WHAT IS ASKED ▸
From the entries below, list each line with "DEFLECTION".

▼

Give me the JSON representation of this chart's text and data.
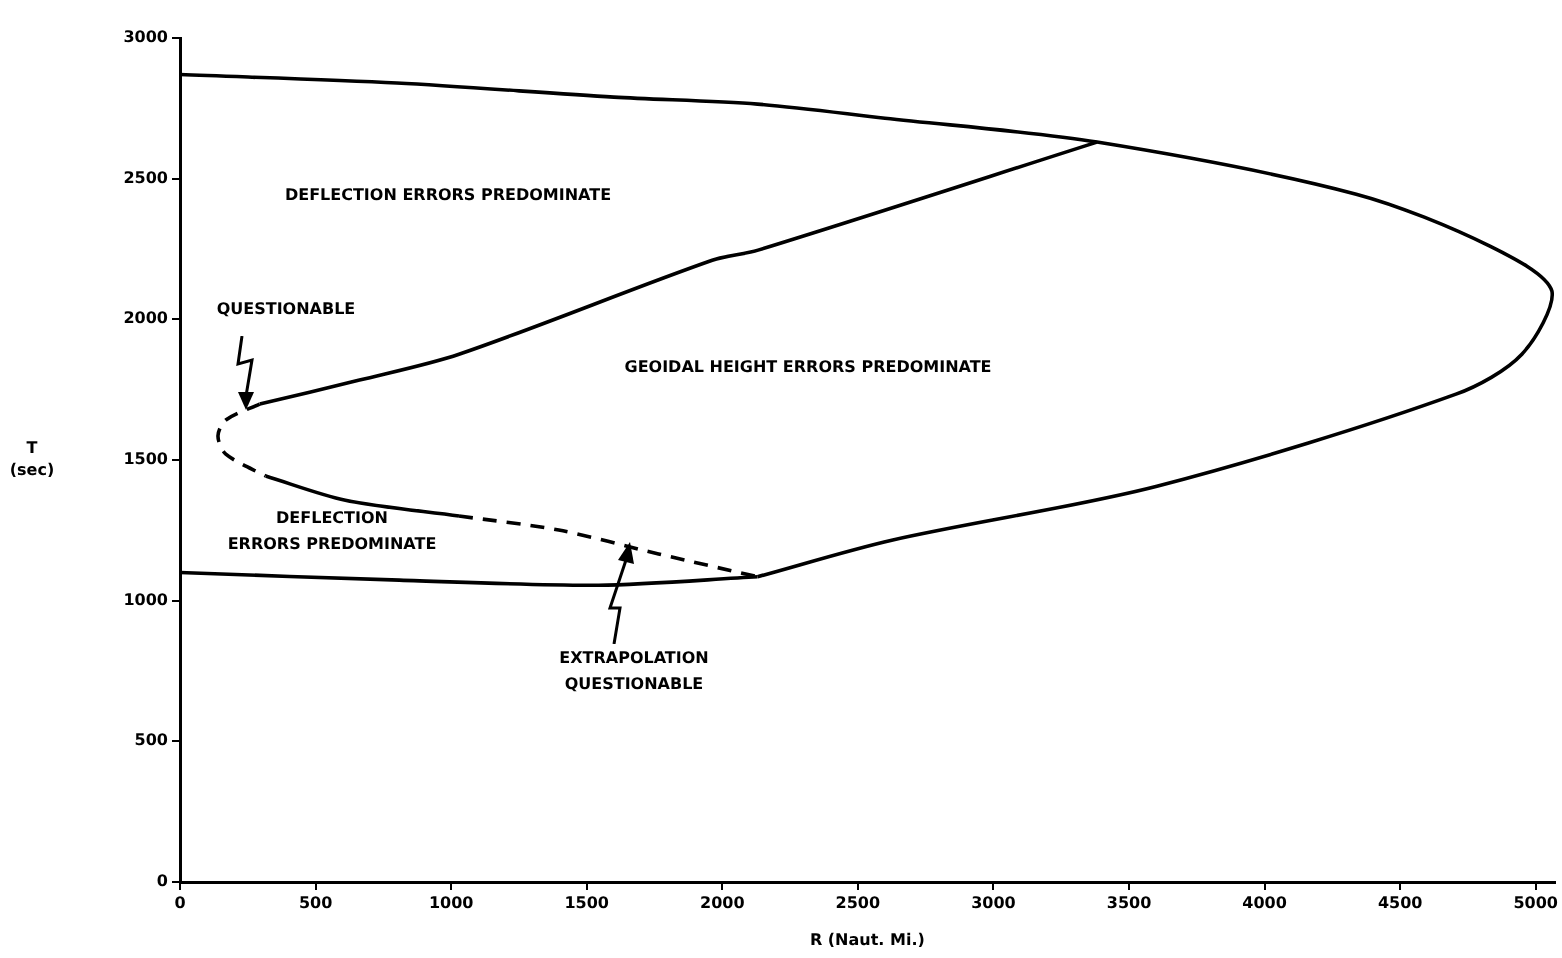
{
  "chart_data": {
    "type": "line",
    "xlabel": "R (Naut. Mi.)",
    "ylabel": "T\n(sec)",
    "xlim": [
      0,
      5070
    ],
    "ylim": [
      0,
      3000
    ],
    "xticks": [
      0,
      500,
      1000,
      1500,
      2000,
      2500,
      3000,
      3500,
      4000,
      4500,
      5000
    ],
    "yticks": [
      0,
      500,
      1000,
      1500,
      2000,
      2500,
      3000
    ],
    "grid": false,
    "legend": false,
    "marker": "none",
    "series": [
      {
        "color": "#000000",
        "line_style": "solid",
        "x": [
          0,
          800,
          1600,
          2130,
          2600,
          3382,
          4338,
          4831,
          5060,
          4949,
          4706,
          3603,
          2625,
          2130
        ],
        "values": [
          2870,
          2840,
          2790,
          2765,
          2715,
          2630,
          2445,
          2260,
          2100,
          1876,
          1734,
          1407,
          1215,
          1085
        ]
      },
      {
        "color": "#000000",
        "line_style": "solid",
        "x": [
          3382,
          2132,
          1963,
          1029,
          662,
          294
        ],
        "values": [
          2630,
          2246,
          2210,
          1876,
          1784,
          1699
        ]
      },
      {
        "color": "#000000",
        "line_style": "dashed",
        "x": [
          294,
          169,
          140,
          169,
          316
        ],
        "values": [
          1699,
          1642,
          1585,
          1521,
          1443
        ]
      },
      {
        "color": "#000000",
        "line_style": "solid",
        "x": [
          316,
          610,
          1029
        ],
        "values": [
          1443,
          1357,
          1301
        ]
      },
      {
        "color": "#000000",
        "line_style": "dashed",
        "x": [
          1029,
          1397,
          1765,
          2130
        ],
        "values": [
          1301,
          1251,
          1166,
          1085
        ]
      },
      {
        "color": "#000000",
        "line_style": "solid",
        "x": [
          0,
          809,
          1544,
          2130
        ],
        "values": [
          1100,
          1073,
          1055,
          1085
        ]
      }
    ],
    "annotations": [
      "DEFLECTION ERRORS PREDOMINATE",
      "QUESTIONABLE",
      "GEOIDAL HEIGHT ERRORS PREDOMINATE",
      "DEFLECTION\nERRORS PREDOMINATE",
      "EXTRAPOLATION\nQUESTIONABLE"
    ]
  }
}
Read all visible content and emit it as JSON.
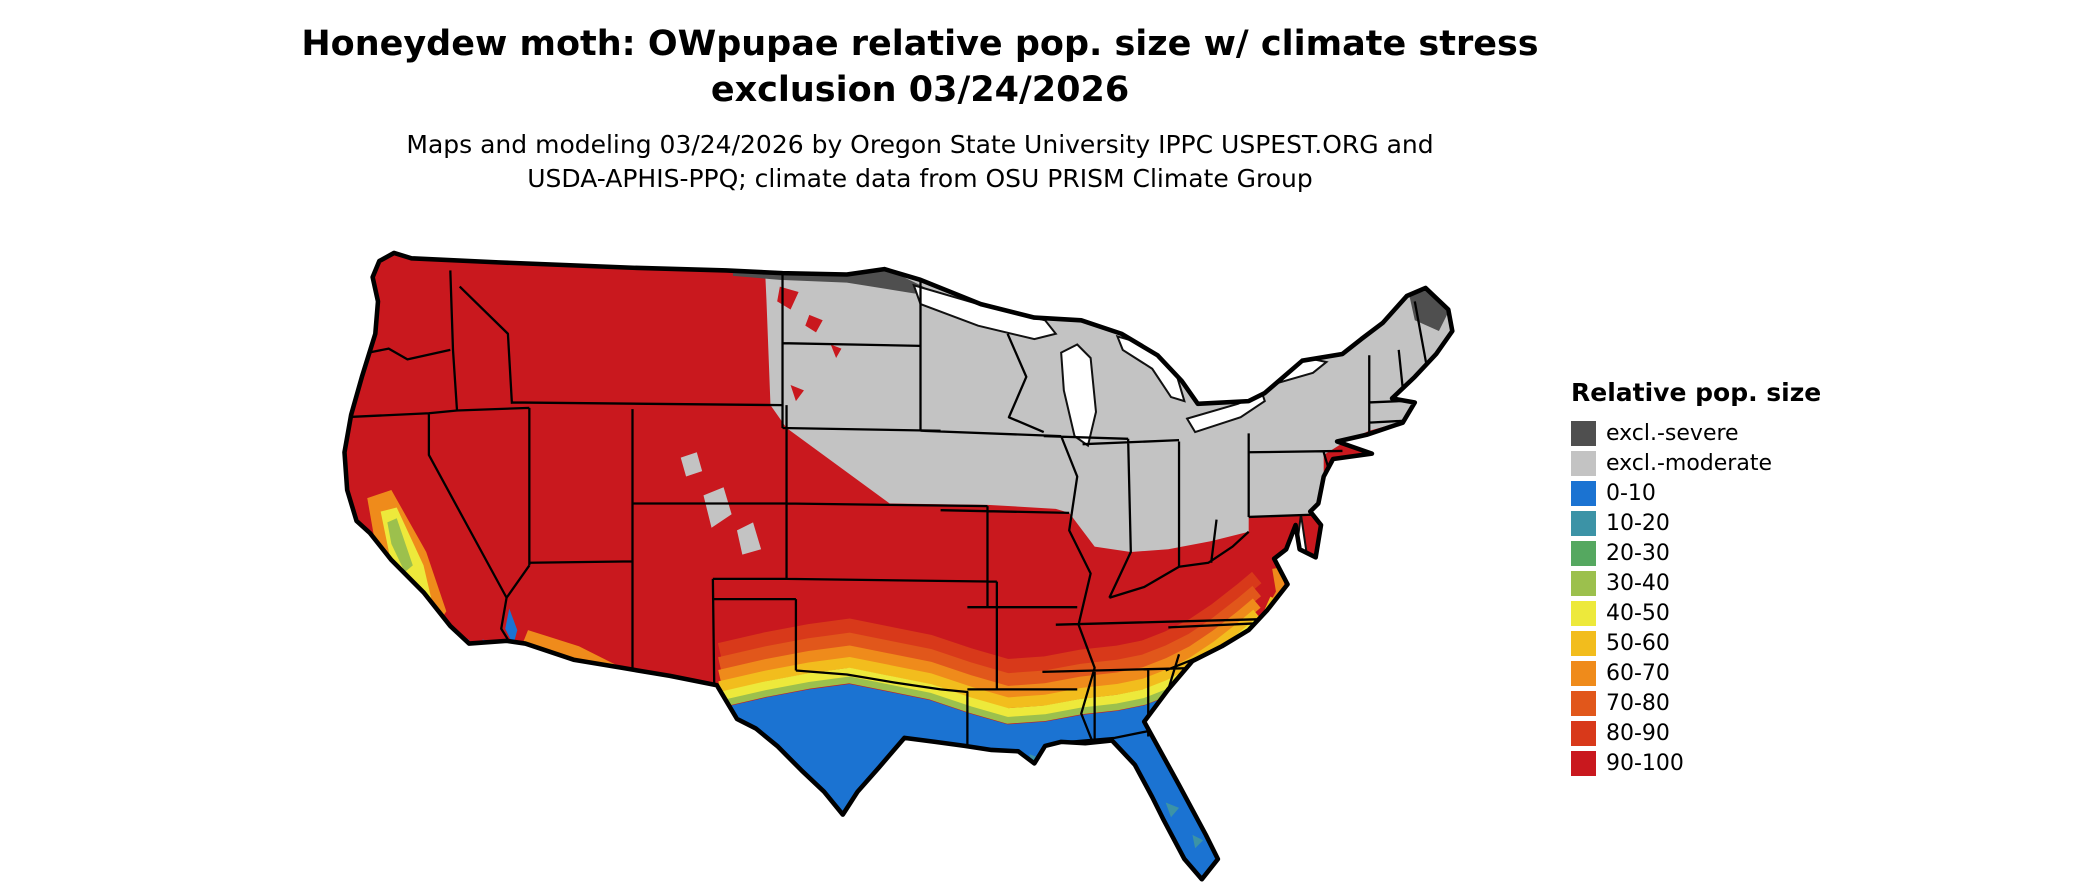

▲

SOLUTION FOR THIS PROBLEM ▸
      "DEFLECTION ERRORS PREDOMINATE",
      "DEFLECTION\nERRORS PREDOMINATE",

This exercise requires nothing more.